:: What needs to be done ::
All of the material should be reproduced exactly, with pictures left out.

(Figure content listings)
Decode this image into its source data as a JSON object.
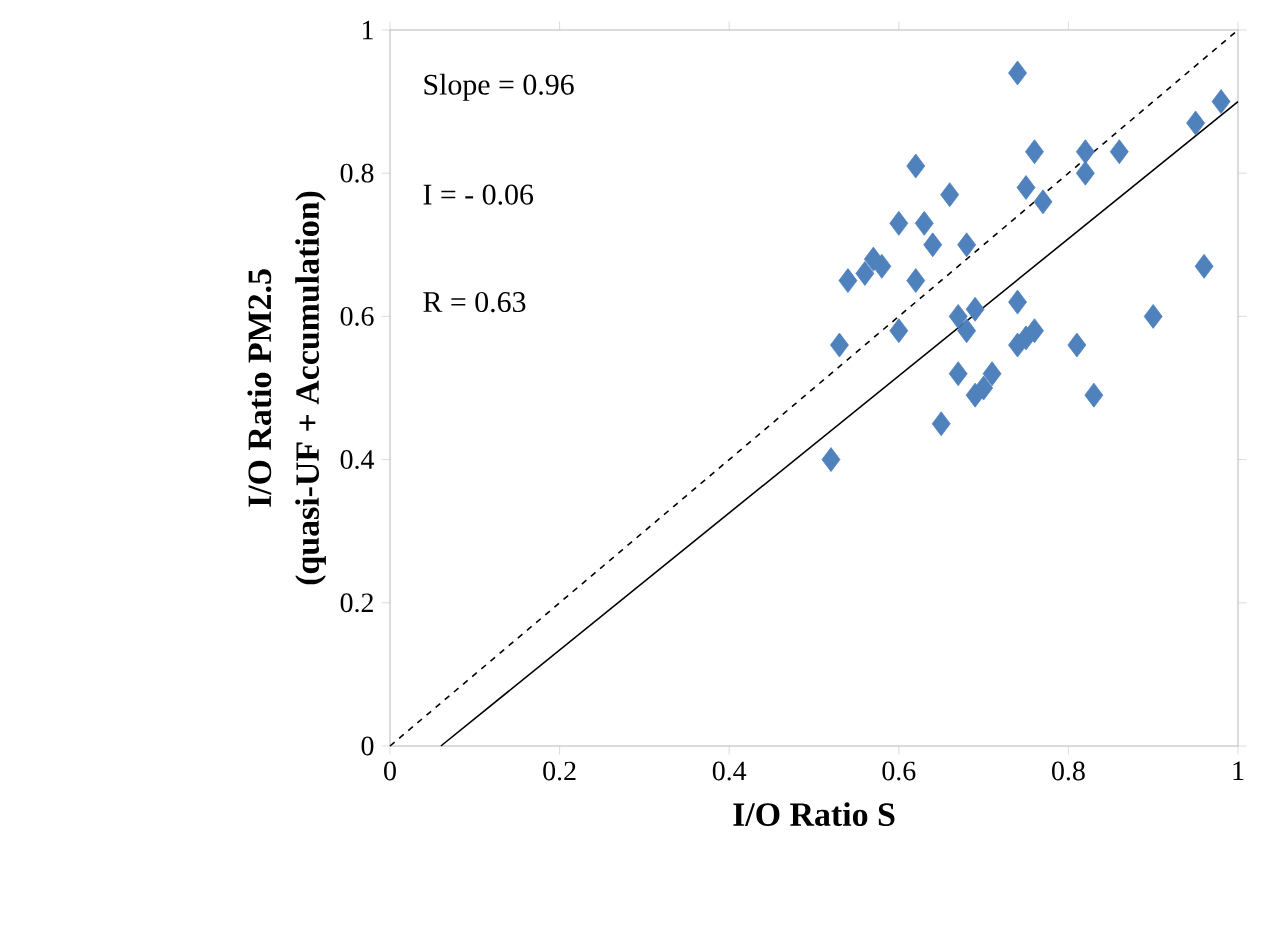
{
  "chart_data": {
    "type": "scatter",
    "xlabel": "I/O Ratio S",
    "ylabel": "I/O Ratio PM2.5 (quasi-UF + Accumulation)",
    "xlim": [
      0,
      1
    ],
    "ylim": [
      0,
      1
    ],
    "xticks": [
      0,
      0.2,
      0.4,
      0.6,
      0.8,
      1
    ],
    "yticks": [
      0,
      0.2,
      0.4,
      0.6,
      0.8,
      1
    ],
    "marker": "diamond",
    "grid": false,
    "annotations": [
      "Slope = 0.96",
      "I = - 0.06",
      "R = 0.63"
    ],
    "series": [
      {
        "type": "scatter",
        "color": "#4f81bd",
        "x": [
          0.52,
          0.53,
          0.54,
          0.56,
          0.57,
          0.58,
          0.6,
          0.6,
          0.62,
          0.62,
          0.63,
          0.64,
          0.65,
          0.66,
          0.67,
          0.67,
          0.68,
          0.68,
          0.69,
          0.69,
          0.7,
          0.71,
          0.74,
          0.74,
          0.74,
          0.75,
          0.75,
          0.76,
          0.76,
          0.77,
          0.81,
          0.82,
          0.82,
          0.83,
          0.86,
          0.9,
          0.95,
          0.96,
          0.98
        ],
        "values": [
          0.4,
          0.56,
          0.65,
          0.66,
          0.68,
          0.67,
          0.58,
          0.73,
          0.81,
          0.65,
          0.73,
          0.7,
          0.45,
          0.77,
          0.6,
          0.52,
          0.7,
          0.58,
          0.61,
          0.49,
          0.5,
          0.52,
          0.94,
          0.56,
          0.62,
          0.57,
          0.78,
          0.58,
          0.83,
          0.76,
          0.56,
          0.83,
          0.8,
          0.49,
          0.83,
          0.6,
          0.87,
          0.67,
          0.9
        ]
      },
      {
        "type": "line",
        "color": "#000000",
        "line_style": "solid",
        "marker": "none",
        "x": [
          0.06,
          1
        ],
        "values": [
          0,
          0.9
        ]
      },
      {
        "type": "line",
        "color": "#000000",
        "line_style": "dashed",
        "marker": "none",
        "x": [
          0,
          1
        ],
        "values": [
          0,
          1
        ]
      }
    ]
  }
}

:: Output below ::
Decode this image into its source data as a JSON object.
{
  "chart_data": {
    "type": "scatter",
    "xlabel": "I/O Ratio S",
    "ylabel": "I/O Ratio PM2.5 (quasi-UF + Accumulation)",
    "xlim": [
      0,
      1
    ],
    "ylim": [
      0,
      1
    ],
    "xticks": [
      0,
      0.2,
      0.4,
      0.6,
      0.8,
      1
    ],
    "yticks": [
      0,
      0.2,
      0.4,
      0.6,
      0.8,
      1
    ],
    "marker": "diamond",
    "grid": false,
    "annotations": [
      "Slope = 0.96",
      "I = - 0.06",
      "R = 0.63"
    ],
    "series": [
      {
        "type": "scatter",
        "color": "#4f81bd",
        "x": [
          0.52,
          0.53,
          0.54,
          0.56,
          0.57,
          0.58,
          0.6,
          0.6,
          0.62,
          0.62,
          0.63,
          0.64,
          0.65,
          0.66,
          0.67,
          0.67,
          0.68,
          0.68,
          0.69,
          0.69,
          0.7,
          0.71,
          0.74,
          0.74,
          0.74,
          0.75,
          0.75,
          0.76,
          0.76,
          0.77,
          0.81,
          0.82,
          0.82,
          0.83,
          0.86,
          0.9,
          0.95,
          0.96,
          0.98
        ],
        "values": [
          0.4,
          0.56,
          0.65,
          0.66,
          0.68,
          0.67,
          0.58,
          0.73,
          0.81,
          0.65,
          0.73,
          0.7,
          0.45,
          0.77,
          0.6,
          0.52,
          0.7,
          0.58,
          0.61,
          0.49,
          0.5,
          0.52,
          0.94,
          0.56,
          0.62,
          0.57,
          0.78,
          0.58,
          0.83,
          0.76,
          0.56,
          0.83,
          0.8,
          0.49,
          0.83,
          0.6,
          0.87,
          0.67,
          0.9
        ]
      },
      {
        "type": "line",
        "color": "#000000",
        "line_style": "solid",
        "marker": "none",
        "x": [
          0.06,
          1
        ],
        "values": [
          0,
          0.9
        ]
      },
      {
        "type": "line",
        "color": "#000000",
        "line_style": "dashed",
        "marker": "none",
        "x": [
          0,
          1
        ],
        "values": [
          0,
          1
        ]
      }
    ]
  }
}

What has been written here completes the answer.